▶ _Short exercise_
Set the listing down unchanged, minus every embedded image.
───
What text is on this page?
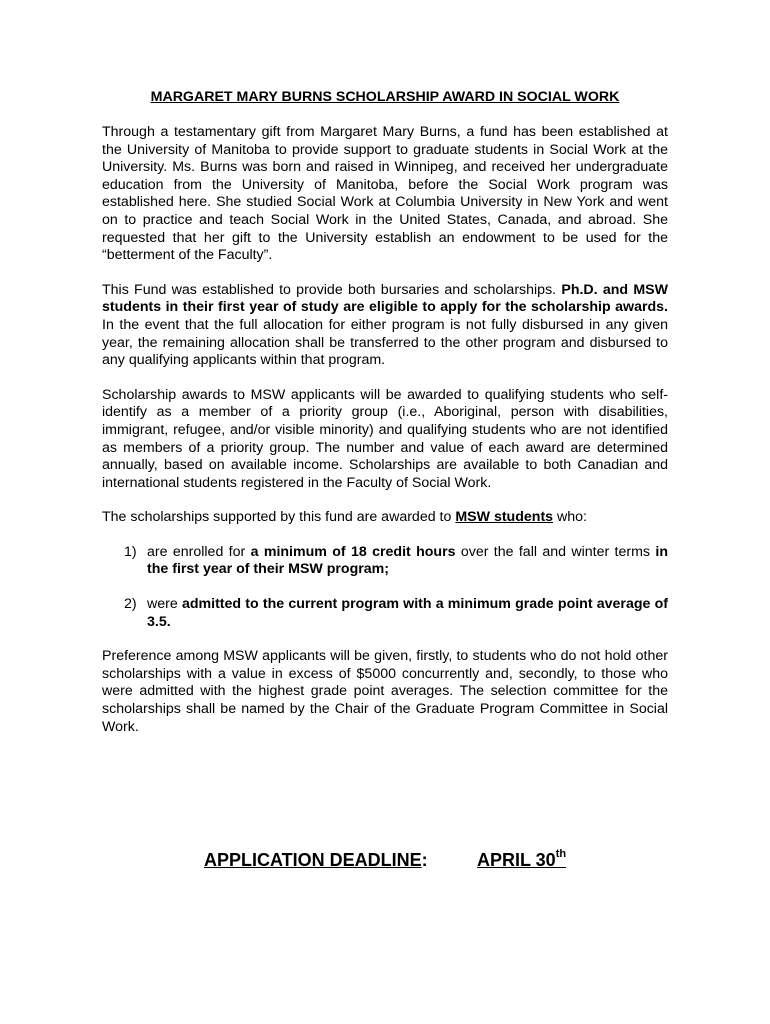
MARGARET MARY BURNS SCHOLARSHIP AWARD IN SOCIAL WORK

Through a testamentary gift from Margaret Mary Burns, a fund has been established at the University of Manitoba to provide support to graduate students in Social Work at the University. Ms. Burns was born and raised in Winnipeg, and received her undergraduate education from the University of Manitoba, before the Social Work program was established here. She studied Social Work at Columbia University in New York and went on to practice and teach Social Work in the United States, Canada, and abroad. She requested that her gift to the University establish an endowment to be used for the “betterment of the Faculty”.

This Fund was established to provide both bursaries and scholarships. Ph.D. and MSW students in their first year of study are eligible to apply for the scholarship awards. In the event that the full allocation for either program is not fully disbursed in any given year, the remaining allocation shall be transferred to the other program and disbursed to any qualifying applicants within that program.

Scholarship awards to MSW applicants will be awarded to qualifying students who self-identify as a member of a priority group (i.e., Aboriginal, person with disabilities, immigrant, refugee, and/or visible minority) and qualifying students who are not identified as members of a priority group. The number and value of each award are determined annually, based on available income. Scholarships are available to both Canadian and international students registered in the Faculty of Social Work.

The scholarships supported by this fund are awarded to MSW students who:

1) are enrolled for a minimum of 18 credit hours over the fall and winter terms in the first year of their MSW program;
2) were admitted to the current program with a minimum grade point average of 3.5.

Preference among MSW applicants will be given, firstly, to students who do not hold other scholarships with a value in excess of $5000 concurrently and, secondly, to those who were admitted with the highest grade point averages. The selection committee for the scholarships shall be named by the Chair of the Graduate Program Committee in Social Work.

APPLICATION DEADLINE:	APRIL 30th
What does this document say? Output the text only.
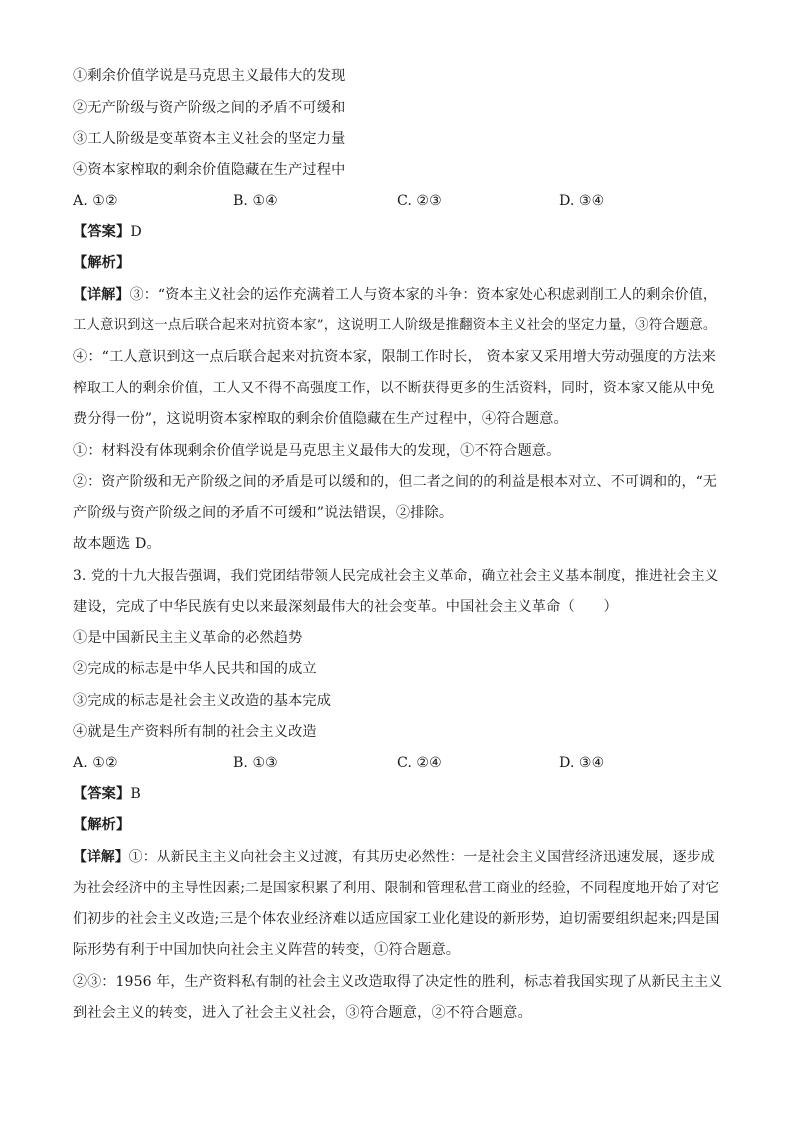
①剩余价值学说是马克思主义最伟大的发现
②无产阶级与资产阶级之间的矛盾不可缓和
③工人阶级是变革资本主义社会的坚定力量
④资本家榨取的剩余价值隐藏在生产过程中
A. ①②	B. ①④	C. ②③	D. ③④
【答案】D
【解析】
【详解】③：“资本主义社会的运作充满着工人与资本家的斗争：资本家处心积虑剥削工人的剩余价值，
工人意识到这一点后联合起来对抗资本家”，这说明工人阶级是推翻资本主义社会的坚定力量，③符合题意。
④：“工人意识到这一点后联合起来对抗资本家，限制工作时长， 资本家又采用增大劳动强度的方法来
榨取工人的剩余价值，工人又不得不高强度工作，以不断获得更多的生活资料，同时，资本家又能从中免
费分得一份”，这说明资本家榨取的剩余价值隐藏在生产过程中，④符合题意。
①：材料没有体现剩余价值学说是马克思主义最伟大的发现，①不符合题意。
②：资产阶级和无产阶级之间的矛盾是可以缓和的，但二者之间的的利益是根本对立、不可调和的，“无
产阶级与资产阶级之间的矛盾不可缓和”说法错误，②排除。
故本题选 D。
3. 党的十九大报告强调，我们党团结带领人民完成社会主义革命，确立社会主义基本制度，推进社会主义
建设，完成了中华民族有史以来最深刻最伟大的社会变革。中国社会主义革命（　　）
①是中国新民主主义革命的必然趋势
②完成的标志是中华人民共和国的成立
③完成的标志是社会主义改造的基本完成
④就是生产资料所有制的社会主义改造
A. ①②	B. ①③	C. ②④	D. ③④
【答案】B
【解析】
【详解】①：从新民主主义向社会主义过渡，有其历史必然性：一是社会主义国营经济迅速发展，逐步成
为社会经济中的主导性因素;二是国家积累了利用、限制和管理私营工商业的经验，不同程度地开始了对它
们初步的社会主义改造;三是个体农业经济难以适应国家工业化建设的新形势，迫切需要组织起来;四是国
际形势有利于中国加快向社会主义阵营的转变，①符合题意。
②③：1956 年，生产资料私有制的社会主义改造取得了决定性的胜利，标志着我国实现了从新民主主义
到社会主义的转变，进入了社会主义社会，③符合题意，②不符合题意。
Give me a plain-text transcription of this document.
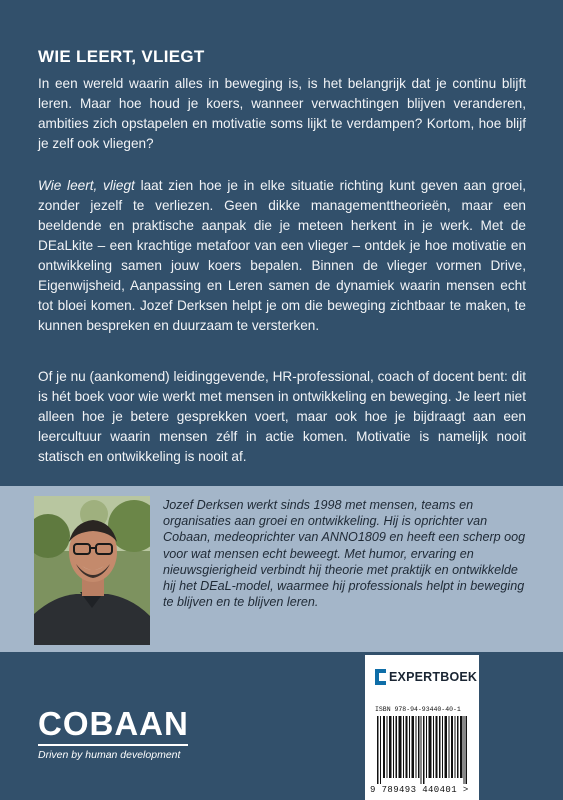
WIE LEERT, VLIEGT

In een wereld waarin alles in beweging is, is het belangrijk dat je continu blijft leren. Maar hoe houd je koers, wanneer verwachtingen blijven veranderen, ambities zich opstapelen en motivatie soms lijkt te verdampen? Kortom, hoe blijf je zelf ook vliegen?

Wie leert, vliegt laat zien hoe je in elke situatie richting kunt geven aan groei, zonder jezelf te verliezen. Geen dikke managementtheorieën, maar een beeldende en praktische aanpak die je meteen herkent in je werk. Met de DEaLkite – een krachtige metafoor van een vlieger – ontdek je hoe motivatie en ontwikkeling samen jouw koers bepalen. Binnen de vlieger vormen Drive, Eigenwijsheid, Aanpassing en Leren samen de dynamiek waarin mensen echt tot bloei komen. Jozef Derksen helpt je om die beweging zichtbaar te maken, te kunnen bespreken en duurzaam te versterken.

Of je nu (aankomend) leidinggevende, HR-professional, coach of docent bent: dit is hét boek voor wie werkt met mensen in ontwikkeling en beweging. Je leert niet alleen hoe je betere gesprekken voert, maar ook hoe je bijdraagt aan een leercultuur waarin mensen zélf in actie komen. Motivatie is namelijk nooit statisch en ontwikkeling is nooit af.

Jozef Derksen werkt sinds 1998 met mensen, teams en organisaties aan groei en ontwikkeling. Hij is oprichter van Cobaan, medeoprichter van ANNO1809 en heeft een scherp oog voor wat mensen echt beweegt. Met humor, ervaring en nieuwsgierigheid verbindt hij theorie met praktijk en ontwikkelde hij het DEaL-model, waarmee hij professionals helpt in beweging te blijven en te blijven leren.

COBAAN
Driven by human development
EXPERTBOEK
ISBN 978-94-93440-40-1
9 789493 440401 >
───
▶ _Answer to the problem_
What text is on this page?
MARGARET MARY BURNS SCHOLARSHIP AWARD IN SOCIAL WORK

Through a testamentary gift from Margaret Mary Burns, a fund has been established at the University of Manitoba to provide support to graduate students in Social Work at the University. Ms. Burns was born and raised in Winnipeg, and received her undergraduate education from the University of Manitoba, before the Social Work program was established here. She studied Social Work at Columbia University in New York and went on to practice and teach Social Work in the United States, Canada, and abroad. She requested that her gift to the University establish an endowment to be used for the “betterment of the Faculty”.

This Fund was established to provide both bursaries and scholarships. Ph.D. and MSW students in their first year of study are eligible to apply for the scholarship awards. In the event that the full allocation for either program is not fully disbursed in any given year, the remaining allocation shall be transferred to the other program and disbursed to any qualifying applicants within that program.

Scholarship awards to MSW applicants will be awarded to qualifying students who self-identify as a member of a priority group (i.e., Aboriginal, person with disabilities, immigrant, refugee, and/or visible minority) and qualifying students who are not identified as members of a priority group. The number and value of each award are determined annually, based on available income. Scholarships are available to both Canadian and international students registered in the Faculty of Social Work.

The scholarships supported by this fund are awarded to MSW students who:

1) are enrolled for a minimum of 18 credit hours over the fall and winter terms in the first year of their MSW program;
2) were admitted to the current program with a minimum grade point average of 3.5.

Preference among MSW applicants will be given, firstly, to students who do not hold other scholarships with a value in excess of $5000 concurrently and, secondly, to those who were admitted with the highest grade point averages. The selection committee for the scholarships shall be named by the Chair of the Graduate Program Committee in Social Work.

APPLICATION DEADLINE:	APRIL 30th
What does this document say? Output the text only.
①剩余价值学说是马克思主义最伟大的发现
②无产阶级与资产阶级之间的矛盾不可缓和
③工人阶级是变革资本主义社会的坚定力量
④资本家榨取的剩余价值隐藏在生产过程中
A. ①②	B. ①④	C. ②③	D. ③④
【答案】D
【解析】
【详解】③：“资本主义社会的运作充满着工人与资本家的斗争：资本家处心积虑剥削工人的剩余价值，
工人意识到这一点后联合起来对抗资本家”，这说明工人阶级是推翻资本主义社会的坚定力量，③符合题意。
④：“工人意识到这一点后联合起来对抗资本家，限制工作时长， 资本家又采用增大劳动强度的方法来
榨取工人的剩余价值，工人又不得不高强度工作，以不断获得更多的生活资料，同时，资本家又能从中免
费分得一份”，这说明资本家榨取的剩余价值隐藏在生产过程中，④符合题意。
①：材料没有体现剩余价值学说是马克思主义最伟大的发现，①不符合题意。
②：资产阶级和无产阶级之间的矛盾是可以缓和的，但二者之间的的利益是根本对立、不可调和的，“无
产阶级与资产阶级之间的矛盾不可缓和”说法错误，②排除。
故本题选 D。
3. 党的十九大报告强调，我们党团结带领人民完成社会主义革命，确立社会主义基本制度，推进社会主义
建设，完成了中华民族有史以来最深刻最伟大的社会变革。中国社会主义革命（　　）
①是中国新民主主义革命的必然趋势
②完成的标志是中华人民共和国的成立
③完成的标志是社会主义改造的基本完成
④就是生产资料所有制的社会主义改造
A. ①②	B. ①③	C. ②④	D. ③④
【答案】B
【解析】
【详解】①：从新民主主义向社会主义过渡，有其历史必然性：一是社会主义国营经济迅速发展，逐步成
为社会经济中的主导性因素;二是国家积累了利用、限制和管理私营工商业的经验，不同程度地开始了对它
们初步的社会主义改造;三是个体农业经济难以适应国家工业化建设的新形势，迫切需要组织起来;四是国
际形势有利于中国加快向社会主义阵营的转变，①符合题意。
②③：1956 年，生产资料私有制的社会主义改造取得了决定性的胜利，标志着我国实现了从新民主主义
到社会主义的转变，进入了社会主义社会，③符合题意，②不符合题意。
Give me a plain-text transcription of this document.
WIE LEERT, VLIEGT

In een wereld waarin alles in beweging is, is het belangrijk dat je continu blijft leren. Maar hoe houd je koers, wanneer verwachtingen blijven veranderen, ambities zich opstapelen en motivatie soms lijkt te verdampen? Kortom, hoe blijf je zelf ook vliegen?

Wie leert, vliegt laat zien hoe je in elke situatie richting kunt geven aan groei, zonder jezelf te verliezen. Geen dikke managementtheorieën, maar een beeldende en praktische aanpak die je meteen herkent in je werk. Met de DEaLkite – een krachtige metafoor van een vlieger – ontdek je hoe motivatie en ontwikkeling samen jouw koers bepalen. Binnen de vlieger vormen Drive, Eigenwijsheid, Aanpassing en Leren samen de dynamiek waarin mensen echt tot bloei komen. Jozef Derksen helpt je om die beweging zichtbaar te maken, te kunnen bespreken en duurzaam te versterken.

Of je nu (aankomend) leidinggevende, HR-professional, coach of docent bent: dit is hét boek voor wie werkt met mensen in ontwikkeling en beweging. Je leert niet alleen hoe je betere gesprekken voert, maar ook hoe je bijdraagt aan een leercultuur waarin mensen zélf in actie komen. Motivatie is namelijk nooit statisch en ontwikkeling is nooit af.

Jozef Derksen werkt sinds 1998 met mensen, teams en organisaties aan groei en ontwikkeling. Hij is oprichter van Cobaan, medeoprichter van ANNO1809 en heeft een scherp oog voor wat mensen echt beweegt. Met humor, ervaring en nieuwsgierigheid verbindt hij theorie met praktijk en ontwikkelde hij het DEaL-model, waarmee hij professionals helpt in beweging te blijven en te blijven leren.

COBAAN
Driven by human development
EXPERTBOEK
ISBN 978-94-93440-40-1
9 789493 440401 >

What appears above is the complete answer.